▶ [What you need to do] Every record that follows should be printed verbatim.

▶ [Working data]
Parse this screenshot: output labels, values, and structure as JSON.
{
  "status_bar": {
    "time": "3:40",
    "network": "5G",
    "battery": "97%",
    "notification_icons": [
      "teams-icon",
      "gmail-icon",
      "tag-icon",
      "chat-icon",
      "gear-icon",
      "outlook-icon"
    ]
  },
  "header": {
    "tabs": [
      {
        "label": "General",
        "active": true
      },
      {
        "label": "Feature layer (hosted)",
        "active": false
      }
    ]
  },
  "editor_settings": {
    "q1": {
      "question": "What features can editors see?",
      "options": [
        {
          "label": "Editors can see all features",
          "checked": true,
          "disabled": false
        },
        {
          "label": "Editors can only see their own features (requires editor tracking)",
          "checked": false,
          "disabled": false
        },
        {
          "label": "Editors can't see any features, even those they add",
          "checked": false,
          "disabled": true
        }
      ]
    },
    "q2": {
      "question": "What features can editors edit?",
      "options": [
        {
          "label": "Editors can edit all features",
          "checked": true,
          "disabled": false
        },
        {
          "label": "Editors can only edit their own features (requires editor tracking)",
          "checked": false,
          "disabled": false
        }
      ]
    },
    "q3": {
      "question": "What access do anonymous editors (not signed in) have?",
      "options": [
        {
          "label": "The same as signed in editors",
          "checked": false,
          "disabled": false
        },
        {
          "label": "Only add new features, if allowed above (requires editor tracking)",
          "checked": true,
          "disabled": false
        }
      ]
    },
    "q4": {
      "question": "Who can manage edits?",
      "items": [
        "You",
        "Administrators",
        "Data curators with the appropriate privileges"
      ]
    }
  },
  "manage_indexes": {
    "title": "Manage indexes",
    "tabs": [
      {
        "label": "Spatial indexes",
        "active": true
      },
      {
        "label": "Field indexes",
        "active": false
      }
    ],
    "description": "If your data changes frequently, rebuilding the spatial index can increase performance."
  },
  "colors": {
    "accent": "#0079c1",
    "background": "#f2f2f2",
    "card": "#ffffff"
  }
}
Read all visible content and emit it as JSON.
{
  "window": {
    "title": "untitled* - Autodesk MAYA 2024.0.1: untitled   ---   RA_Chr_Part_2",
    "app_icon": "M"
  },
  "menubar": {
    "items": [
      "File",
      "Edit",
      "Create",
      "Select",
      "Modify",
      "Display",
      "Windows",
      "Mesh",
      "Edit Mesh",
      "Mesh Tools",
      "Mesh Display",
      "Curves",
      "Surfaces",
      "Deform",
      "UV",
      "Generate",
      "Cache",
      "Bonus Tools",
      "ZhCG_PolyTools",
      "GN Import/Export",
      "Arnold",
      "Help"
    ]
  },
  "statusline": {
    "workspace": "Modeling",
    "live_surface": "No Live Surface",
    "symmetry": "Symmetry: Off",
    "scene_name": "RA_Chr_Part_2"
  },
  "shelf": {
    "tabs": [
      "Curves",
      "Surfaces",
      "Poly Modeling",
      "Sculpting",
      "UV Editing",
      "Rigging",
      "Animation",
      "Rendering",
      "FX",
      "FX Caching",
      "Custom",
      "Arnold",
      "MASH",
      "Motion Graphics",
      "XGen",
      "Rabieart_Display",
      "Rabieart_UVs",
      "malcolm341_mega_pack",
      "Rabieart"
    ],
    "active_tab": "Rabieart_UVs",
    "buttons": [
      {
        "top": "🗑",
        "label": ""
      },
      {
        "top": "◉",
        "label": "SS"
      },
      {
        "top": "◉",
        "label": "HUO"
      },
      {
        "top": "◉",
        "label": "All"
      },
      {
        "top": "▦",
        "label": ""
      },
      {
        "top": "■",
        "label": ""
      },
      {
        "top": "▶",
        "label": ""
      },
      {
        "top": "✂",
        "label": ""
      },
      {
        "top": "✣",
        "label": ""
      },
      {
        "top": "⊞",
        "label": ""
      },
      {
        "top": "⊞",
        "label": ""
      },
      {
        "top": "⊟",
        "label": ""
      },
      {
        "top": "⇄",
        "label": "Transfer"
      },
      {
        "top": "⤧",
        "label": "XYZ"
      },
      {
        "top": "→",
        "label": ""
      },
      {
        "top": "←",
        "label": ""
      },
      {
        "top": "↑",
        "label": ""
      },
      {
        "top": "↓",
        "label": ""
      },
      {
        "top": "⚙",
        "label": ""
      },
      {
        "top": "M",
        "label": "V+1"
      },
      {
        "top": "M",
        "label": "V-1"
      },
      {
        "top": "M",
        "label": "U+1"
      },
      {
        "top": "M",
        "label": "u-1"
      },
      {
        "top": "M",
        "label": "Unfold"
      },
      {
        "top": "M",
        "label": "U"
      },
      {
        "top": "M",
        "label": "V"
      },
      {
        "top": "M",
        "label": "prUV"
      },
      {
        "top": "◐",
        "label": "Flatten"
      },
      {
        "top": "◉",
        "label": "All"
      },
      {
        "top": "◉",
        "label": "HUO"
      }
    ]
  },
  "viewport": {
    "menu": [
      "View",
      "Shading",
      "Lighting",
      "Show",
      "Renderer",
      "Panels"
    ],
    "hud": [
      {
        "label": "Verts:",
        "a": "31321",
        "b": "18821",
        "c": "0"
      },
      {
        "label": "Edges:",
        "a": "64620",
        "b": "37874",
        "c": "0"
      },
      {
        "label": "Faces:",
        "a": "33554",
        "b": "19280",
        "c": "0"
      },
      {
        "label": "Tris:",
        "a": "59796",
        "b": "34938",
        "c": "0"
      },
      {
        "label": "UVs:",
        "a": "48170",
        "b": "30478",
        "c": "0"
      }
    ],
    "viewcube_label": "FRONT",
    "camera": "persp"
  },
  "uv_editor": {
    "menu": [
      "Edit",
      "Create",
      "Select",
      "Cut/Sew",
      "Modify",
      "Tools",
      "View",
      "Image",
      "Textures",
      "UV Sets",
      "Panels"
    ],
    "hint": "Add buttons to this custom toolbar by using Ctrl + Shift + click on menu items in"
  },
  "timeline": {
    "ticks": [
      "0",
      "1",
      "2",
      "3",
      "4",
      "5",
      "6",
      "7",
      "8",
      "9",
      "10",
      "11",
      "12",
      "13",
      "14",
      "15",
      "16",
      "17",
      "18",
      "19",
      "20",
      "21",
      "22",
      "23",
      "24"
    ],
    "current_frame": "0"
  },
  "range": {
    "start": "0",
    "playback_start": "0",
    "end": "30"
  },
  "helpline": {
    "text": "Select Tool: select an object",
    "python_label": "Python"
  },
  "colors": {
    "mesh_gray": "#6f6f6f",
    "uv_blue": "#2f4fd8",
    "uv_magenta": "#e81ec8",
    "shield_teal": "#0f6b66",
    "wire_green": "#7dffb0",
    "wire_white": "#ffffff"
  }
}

▶ [Solution to this task]
Parse this screenshot: output labels, values, and structure as JSON.
{
  "status_bar": {
    "time": "3:40",
    "network": "5G",
    "battery": "97%",
    "notification_icons": [
      "teams-icon",
      "gmail-icon",
      "tag-icon",
      "chat-icon",
      "gear-icon",
      "outlook-icon"
    ]
  },
  "header": {
    "tabs": [
      {
        "label": "General",
        "active": true
      },
      {
        "label": "Feature layer (hosted)",
        "active": false
      }
    ]
  },
  "editor_settings": {
    "q1": {
      "question": "What features can editors see?",
      "options": [
        {
          "label": "Editors can see all features",
          "checked": true,
          "disabled": false
        },
        {
          "label": "Editors can only see their own features (requires editor tracking)",
          "checked": false,
          "disabled": false
        },
        {
          "label": "Editors can't see any features, even those they add",
          "checked": false,
          "disabled": true
        }
      ]
    },
    "q2": {
      "question": "What features can editors edit?",
      "options": [
        {
          "label": "Editors can edit all features",
          "checked": true,
          "disabled": false
        },
        {
          "label": "Editors can only edit their own features (requires editor tracking)",
          "checked": false,
          "disabled": false
        }
      ]
    },
    "q3": {
      "question": "What access do anonymous editors (not signed in) have?",
      "options": [
        {
          "label": "The same as signed in editors",
          "checked": false,
          "disabled": false
        },
        {
          "label": "Only add new features, if allowed above (requires editor tracking)",
          "checked": true,
          "disabled": false
        }
      ]
    },
    "q4": {
      "question": "Who can manage edits?",
      "items": [
        "You",
        "Administrators",
        "Data curators with the appropriate privileges"
      ]
    }
  },
  "manage_indexes": {
    "title": "Manage indexes",
    "tabs": [
      {
        "label": "Spatial indexes",
        "active": true
      },
      {
        "label": "Field indexes",
        "active": false
      }
    ],
    "description": "If your data changes frequently, rebuilding the spatial index can increase performance."
  },
  "colors": {
    "accent": "#0079c1",
    "background": "#f2f2f2",
    "card": "#ffffff"
  }
}
Read all visible content and emit it as JSON.
{
  "window": {
    "title": "untitled* - Autodesk MAYA 2024.0.1: untitled   ---   RA_Chr_Part_2",
    "app_icon": "M"
  },
  "menubar": {
    "items": [
      "File",
      "Edit",
      "Create",
      "Select",
      "Modify",
      "Display",
      "Windows",
      "Mesh",
      "Edit Mesh",
      "Mesh Tools",
      "Mesh Display",
      "Curves",
      "Surfaces",
      "Deform",
      "UV",
      "Generate",
      "Cache",
      "Bonus Tools",
      "ZhCG_PolyTools",
      "GN Import/Export",
      "Arnold",
      "Help"
    ]
  },
  "statusline": {
    "workspace": "Modeling",
    "live_surface": "No Live Surface",
    "symmetry": "Symmetry: Off",
    "scene_name": "RA_Chr_Part_2"
  },
  "shelf": {
    "tabs": [
      "Curves",
      "Surfaces",
      "Poly Modeling",
      "Sculpting",
      "UV Editing",
      "Rigging",
      "Animation",
      "Rendering",
      "FX",
      "FX Caching",
      "Custom",
      "Arnold",
      "MASH",
      "Motion Graphics",
      "XGen",
      "Rabieart_Display",
      "Rabieart_UVs",
      "malcolm341_mega_pack",
      "Rabieart"
    ],
    "active_tab": "Rabieart_UVs",
    "buttons": [
      {
        "top": "🗑",
        "label": ""
      },
      {
        "top": "◉",
        "label": "SS"
      },
      {
        "top": "◉",
        "label": "HUO"
      },
      {
        "top": "◉",
        "label": "All"
      },
      {
        "top": "▦",
        "label": ""
      },
      {
        "top": "■",
        "label": ""
      },
      {
        "top": "▶",
        "label": ""
      },
      {
        "top": "✂",
        "label": ""
      },
      {
        "top": "✣",
        "label": ""
      },
      {
        "top": "⊞",
        "label": ""
      },
      {
        "top": "⊞",
        "label": ""
      },
      {
        "top": "⊟",
        "label": ""
      },
      {
        "top": "⇄",
        "label": "Transfer"
      },
      {
        "top": "⤧",
        "label": "XYZ"
      },
      {
        "top": "→",
        "label": ""
      },
      {
        "top": "←",
        "label": ""
      },
      {
        "top": "↑",
        "label": ""
      },
      {
        "top": "↓",
        "label": ""
      },
      {
        "top": "⚙",
        "label": ""
      },
      {
        "top": "M",
        "label": "V+1"
      },
      {
        "top": "M",
        "label": "V-1"
      },
      {
        "top": "M",
        "label": "U+1"
      },
      {
        "top": "M",
        "label": "u-1"
      },
      {
        "top": "M",
        "label": "Unfold"
      },
      {
        "top": "M",
        "label": "U"
      },
      {
        "top": "M",
        "label": "V"
      },
      {
        "top": "M",
        "label": "prUV"
      },
      {
        "top": "◐",
        "label": "Flatten"
      },
      {
        "top": "◉",
        "label": "All"
      },
      {
        "top": "◉",
        "label": "HUO"
      }
    ]
  },
  "viewport": {
    "menu": [
      "View",
      "Shading",
      "Lighting",
      "Show",
      "Renderer",
      "Panels"
    ],
    "hud": [
      {
        "label": "Verts:",
        "a": "31321",
        "b": "18821",
        "c": "0"
      },
      {
        "label": "Edges:",
        "a": "64620",
        "b": "37874",
        "c": "0"
      },
      {
        "label": "Faces:",
        "a": "33554",
        "b": "19280",
        "c": "0"
      },
      {
        "label": "Tris:",
        "a": "59796",
        "b": "34938",
        "c": "0"
      },
      {
        "label": "UVs:",
        "a": "48170",
        "b": "30478",
        "c": "0"
      }
    ],
    "viewcube_label": "FRONT",
    "camera": "persp"
  },
  "uv_editor": {
    "menu": [
      "Edit",
      "Create",
      "Select",
      "Cut/Sew",
      "Modify",
      "Tools",
      "View",
      "Image",
      "Textures",
      "UV Sets",
      "Panels"
    ],
    "hint": "Add buttons to this custom toolbar by using Ctrl + Shift + click on menu items in"
  },
  "timeline": {
    "ticks": [
      "0",
      "1",
      "2",
      "3",
      "4",
      "5",
      "6",
      "7",
      "8",
      "9",
      "10",
      "11",
      "12",
      "13",
      "14",
      "15",
      "16",
      "17",
      "18",
      "19",
      "20",
      "21",
      "22",
      "23",
      "24"
    ],
    "current_frame": "0"
  },
  "range": {
    "start": "0",
    "playback_start": "0",
    "end": "30"
  },
  "helpline": {
    "text": "Select Tool: select an object",
    "python_label": "Python"
  },
  "colors": {
    "mesh_gray": "#6f6f6f",
    "uv_blue": "#2f4fd8",
    "uv_magenta": "#e81ec8",
    "shield_teal": "#0f6b66",
    "wire_green": "#7dffb0",
    "wire_white": "#ffffff"
  }
}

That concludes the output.